▶ The exercise
State how many lines of the entries hold the string "Adjusted", and output nothing but that count.

▶ Records for this exercise

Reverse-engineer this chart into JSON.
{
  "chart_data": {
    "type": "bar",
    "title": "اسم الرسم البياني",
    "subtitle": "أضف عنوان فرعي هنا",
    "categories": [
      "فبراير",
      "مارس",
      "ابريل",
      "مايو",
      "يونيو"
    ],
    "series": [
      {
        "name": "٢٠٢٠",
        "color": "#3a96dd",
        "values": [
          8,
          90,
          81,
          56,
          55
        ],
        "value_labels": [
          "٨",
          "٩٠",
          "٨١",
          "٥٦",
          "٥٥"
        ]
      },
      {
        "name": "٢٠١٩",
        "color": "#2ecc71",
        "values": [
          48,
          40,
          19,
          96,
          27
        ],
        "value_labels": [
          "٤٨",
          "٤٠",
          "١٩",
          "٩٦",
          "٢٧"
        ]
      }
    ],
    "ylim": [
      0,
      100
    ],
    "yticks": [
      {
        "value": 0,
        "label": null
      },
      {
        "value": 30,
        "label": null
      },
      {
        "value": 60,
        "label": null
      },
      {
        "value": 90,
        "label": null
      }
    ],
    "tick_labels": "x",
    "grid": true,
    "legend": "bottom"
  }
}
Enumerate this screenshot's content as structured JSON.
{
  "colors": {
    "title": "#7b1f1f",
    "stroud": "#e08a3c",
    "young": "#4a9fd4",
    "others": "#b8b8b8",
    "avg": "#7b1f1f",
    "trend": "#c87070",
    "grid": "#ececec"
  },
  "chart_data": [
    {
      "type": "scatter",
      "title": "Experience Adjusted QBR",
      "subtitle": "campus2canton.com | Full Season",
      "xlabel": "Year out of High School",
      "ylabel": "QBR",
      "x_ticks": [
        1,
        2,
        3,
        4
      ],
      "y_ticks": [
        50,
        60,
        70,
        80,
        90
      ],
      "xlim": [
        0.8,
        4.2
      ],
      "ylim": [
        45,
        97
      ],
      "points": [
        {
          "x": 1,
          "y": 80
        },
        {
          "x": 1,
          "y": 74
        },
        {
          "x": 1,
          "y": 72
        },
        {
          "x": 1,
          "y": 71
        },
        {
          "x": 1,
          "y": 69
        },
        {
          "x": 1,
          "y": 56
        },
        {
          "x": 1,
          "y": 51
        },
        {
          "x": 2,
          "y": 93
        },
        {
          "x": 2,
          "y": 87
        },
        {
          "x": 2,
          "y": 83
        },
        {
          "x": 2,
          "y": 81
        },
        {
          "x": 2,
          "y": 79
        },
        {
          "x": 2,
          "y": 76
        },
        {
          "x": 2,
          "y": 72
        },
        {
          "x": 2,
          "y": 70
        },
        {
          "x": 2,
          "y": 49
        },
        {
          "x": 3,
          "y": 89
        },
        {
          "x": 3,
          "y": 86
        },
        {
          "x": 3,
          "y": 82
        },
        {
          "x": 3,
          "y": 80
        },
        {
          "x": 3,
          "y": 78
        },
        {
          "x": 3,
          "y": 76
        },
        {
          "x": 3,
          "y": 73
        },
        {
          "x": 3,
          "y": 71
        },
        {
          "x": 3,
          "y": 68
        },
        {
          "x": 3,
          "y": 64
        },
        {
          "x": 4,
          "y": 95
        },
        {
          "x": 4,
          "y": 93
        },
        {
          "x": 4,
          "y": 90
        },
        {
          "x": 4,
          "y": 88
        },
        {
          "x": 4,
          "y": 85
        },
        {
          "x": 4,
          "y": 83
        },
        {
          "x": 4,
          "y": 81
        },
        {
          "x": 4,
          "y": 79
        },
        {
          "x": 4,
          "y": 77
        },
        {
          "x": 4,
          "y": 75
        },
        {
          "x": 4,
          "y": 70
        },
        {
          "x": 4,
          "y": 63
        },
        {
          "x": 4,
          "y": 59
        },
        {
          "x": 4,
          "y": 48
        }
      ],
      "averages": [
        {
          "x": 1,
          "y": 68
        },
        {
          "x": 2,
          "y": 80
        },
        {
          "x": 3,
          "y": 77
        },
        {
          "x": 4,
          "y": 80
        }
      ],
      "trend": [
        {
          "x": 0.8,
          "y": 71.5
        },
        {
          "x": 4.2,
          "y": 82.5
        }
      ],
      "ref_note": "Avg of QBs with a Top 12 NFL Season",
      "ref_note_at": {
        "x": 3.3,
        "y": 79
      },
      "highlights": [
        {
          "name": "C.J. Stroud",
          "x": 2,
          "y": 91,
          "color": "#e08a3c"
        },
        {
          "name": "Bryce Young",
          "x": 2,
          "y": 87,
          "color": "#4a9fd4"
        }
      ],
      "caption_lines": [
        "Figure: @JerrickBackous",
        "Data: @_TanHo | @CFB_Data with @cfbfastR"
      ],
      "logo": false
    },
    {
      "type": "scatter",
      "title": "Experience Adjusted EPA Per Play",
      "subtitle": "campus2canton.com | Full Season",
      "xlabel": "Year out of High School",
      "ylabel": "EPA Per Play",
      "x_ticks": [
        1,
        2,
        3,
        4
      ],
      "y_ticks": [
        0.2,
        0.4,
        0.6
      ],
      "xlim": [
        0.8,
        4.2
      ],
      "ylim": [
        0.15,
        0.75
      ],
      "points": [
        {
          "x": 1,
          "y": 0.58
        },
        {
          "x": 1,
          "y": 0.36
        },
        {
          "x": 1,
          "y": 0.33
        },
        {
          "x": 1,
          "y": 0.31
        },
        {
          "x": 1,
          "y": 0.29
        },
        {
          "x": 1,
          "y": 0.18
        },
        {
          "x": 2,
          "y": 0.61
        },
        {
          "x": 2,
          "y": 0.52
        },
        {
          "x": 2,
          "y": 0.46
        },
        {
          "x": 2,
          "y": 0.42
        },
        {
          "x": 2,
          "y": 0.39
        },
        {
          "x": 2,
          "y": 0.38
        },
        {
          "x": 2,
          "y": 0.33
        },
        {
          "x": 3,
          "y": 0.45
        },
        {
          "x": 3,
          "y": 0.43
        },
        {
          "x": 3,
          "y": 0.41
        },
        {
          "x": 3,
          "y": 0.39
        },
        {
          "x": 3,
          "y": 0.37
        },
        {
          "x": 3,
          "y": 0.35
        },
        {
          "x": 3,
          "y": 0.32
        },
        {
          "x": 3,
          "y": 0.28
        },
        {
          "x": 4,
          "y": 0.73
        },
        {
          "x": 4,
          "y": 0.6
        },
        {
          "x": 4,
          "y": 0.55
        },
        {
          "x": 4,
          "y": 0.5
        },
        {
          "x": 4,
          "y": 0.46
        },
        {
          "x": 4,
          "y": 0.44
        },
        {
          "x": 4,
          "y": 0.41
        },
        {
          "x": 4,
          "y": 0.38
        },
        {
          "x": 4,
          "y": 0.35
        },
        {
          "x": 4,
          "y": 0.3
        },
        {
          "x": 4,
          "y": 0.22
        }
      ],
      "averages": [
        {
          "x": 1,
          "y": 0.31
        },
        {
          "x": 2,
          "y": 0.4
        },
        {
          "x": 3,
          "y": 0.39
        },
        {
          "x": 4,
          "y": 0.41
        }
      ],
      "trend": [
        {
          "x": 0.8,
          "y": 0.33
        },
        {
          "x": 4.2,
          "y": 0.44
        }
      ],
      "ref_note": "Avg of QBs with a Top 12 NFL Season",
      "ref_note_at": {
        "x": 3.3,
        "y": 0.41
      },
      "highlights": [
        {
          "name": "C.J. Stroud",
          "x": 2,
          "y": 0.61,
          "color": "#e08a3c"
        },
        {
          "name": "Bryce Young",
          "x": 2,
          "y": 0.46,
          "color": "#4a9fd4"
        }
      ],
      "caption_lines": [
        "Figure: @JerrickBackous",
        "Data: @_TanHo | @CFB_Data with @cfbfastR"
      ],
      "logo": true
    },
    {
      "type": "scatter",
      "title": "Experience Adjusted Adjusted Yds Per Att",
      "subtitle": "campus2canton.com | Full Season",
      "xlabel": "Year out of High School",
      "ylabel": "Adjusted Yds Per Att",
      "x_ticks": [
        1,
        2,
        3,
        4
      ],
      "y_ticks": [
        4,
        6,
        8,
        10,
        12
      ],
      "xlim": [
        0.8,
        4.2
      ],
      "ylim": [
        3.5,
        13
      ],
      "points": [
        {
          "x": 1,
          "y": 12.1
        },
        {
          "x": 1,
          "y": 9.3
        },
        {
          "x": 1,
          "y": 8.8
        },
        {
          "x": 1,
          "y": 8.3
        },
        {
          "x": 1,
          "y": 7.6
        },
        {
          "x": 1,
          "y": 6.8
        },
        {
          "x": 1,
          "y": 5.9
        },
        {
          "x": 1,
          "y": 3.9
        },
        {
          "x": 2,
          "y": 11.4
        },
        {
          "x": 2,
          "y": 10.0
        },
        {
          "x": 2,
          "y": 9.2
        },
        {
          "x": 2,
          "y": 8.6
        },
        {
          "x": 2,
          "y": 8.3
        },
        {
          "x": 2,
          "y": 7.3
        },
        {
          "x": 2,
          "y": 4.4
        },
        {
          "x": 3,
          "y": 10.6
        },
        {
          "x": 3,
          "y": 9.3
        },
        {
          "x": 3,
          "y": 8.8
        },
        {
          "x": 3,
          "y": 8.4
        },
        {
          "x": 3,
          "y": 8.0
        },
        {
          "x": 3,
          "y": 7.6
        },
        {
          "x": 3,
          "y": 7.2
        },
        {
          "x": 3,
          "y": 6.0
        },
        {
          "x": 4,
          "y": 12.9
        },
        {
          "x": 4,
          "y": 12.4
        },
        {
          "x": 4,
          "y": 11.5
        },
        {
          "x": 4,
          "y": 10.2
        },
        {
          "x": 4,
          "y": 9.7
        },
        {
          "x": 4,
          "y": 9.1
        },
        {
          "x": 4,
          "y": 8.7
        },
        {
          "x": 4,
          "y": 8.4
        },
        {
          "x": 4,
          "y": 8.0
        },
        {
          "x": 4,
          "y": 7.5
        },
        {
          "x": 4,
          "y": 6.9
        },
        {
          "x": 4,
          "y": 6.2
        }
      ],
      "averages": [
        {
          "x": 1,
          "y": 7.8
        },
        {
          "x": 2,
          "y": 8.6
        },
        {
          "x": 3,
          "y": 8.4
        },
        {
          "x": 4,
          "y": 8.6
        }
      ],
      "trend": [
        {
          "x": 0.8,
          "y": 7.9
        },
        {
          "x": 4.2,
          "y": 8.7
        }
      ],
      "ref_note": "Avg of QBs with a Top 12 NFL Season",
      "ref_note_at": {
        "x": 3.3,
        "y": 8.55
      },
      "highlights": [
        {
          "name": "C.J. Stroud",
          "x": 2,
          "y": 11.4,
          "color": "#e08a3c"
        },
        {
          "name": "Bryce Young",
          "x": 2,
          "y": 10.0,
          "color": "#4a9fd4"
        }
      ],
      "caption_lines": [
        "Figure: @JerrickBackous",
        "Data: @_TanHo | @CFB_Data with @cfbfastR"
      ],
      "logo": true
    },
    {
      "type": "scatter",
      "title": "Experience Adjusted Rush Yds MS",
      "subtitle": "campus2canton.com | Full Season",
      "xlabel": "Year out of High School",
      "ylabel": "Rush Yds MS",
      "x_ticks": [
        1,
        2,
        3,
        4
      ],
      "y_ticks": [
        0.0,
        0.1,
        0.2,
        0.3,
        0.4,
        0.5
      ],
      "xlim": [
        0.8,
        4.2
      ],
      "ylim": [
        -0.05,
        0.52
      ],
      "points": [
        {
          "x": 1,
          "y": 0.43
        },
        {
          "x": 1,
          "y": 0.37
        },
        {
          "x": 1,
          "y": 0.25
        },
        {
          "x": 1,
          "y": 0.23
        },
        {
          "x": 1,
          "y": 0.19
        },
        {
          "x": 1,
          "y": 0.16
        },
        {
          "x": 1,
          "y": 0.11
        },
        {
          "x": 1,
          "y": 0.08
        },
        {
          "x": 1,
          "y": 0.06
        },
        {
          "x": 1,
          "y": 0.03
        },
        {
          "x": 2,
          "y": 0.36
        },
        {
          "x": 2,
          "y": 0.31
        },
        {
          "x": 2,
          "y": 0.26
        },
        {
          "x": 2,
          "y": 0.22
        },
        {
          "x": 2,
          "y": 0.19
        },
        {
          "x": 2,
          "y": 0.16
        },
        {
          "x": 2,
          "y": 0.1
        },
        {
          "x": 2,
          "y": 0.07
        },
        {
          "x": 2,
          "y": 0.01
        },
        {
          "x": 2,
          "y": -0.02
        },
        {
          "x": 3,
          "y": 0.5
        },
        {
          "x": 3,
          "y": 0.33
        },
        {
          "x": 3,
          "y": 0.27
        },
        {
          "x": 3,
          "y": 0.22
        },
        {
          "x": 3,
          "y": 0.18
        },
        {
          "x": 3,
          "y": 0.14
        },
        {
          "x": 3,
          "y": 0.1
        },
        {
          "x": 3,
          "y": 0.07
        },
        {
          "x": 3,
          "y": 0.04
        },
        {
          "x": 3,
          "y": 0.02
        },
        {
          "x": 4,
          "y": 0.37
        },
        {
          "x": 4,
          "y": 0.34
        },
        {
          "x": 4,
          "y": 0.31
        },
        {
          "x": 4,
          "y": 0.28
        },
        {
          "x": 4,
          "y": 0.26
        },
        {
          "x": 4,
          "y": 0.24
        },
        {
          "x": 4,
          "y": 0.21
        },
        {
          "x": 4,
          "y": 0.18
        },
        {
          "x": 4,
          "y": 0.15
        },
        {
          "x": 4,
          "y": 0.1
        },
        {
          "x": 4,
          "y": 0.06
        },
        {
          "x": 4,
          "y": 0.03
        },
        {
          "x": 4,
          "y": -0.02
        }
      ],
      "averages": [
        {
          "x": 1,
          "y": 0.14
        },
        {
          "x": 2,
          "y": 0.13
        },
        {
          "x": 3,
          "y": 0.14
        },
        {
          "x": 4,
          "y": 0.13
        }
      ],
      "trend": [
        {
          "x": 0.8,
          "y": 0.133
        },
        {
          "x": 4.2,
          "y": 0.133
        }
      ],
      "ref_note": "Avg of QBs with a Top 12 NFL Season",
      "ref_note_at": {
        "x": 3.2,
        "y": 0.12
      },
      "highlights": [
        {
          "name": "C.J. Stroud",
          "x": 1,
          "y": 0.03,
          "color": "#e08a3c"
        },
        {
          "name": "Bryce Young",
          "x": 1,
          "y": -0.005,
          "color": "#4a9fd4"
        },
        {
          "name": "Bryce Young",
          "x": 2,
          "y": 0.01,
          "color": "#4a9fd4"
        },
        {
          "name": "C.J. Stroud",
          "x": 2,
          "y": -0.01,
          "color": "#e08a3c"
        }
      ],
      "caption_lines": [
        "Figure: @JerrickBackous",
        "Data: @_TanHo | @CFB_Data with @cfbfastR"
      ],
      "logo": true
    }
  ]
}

▶ Worked answer
5